_Brief_
Below are records; reproduce exactly the lines from the one containing "What data populates" through the end, both included, and only those.

_Extracted information_
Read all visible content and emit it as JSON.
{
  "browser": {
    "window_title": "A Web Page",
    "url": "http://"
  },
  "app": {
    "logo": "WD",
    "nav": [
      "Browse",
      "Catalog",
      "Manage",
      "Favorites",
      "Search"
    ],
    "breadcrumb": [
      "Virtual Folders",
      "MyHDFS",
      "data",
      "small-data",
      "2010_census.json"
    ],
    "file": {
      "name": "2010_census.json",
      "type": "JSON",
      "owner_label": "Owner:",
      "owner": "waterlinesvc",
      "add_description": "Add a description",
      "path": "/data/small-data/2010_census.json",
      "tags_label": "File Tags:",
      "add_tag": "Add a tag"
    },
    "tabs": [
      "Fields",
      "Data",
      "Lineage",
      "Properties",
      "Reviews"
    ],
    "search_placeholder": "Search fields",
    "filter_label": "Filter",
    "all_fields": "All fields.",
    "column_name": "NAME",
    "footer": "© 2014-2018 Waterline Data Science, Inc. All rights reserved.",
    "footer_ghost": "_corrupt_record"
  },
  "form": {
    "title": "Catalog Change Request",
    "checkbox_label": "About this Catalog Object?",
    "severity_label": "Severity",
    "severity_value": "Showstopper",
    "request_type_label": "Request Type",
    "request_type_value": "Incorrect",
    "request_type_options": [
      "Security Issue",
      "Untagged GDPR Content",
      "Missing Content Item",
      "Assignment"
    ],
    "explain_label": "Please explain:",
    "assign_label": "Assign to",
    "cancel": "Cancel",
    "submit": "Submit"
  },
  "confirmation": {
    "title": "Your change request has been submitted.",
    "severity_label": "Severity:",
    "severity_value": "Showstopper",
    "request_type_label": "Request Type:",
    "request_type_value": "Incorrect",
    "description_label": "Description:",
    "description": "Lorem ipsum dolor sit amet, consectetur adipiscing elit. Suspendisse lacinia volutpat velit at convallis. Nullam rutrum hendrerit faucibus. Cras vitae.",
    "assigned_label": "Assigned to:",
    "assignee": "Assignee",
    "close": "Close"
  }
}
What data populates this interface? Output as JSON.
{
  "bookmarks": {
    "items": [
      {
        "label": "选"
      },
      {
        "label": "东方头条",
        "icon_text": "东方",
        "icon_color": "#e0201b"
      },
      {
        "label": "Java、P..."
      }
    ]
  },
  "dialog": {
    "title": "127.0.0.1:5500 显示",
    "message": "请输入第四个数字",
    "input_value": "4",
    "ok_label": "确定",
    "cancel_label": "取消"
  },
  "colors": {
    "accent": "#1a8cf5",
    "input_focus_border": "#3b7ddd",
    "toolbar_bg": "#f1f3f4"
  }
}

_Expected answer_
What data populates this interface? Output as JSON.
{
  "bookmarks": {
    "items": [
      {
        "label": "选"
      },
      {
        "label": "东方头条",
        "icon_text": "东方",
        "icon_color": "#e0201b"
      },
      {
        "label": "Java、P..."
      }
    ]
  },
  "dialog": {
    "title": "127.0.0.1:5500 显示",
    "message": "请输入第四个数字",
    "input_value": "4",
    "ok_label": "确定",
    "cancel_label": "取消"
  },
  "colors": {
    "accent": "#1a8cf5",
    "input_focus_border": "#3b7ddd",
    "toolbar_bg": "#f1f3f4"
  }
}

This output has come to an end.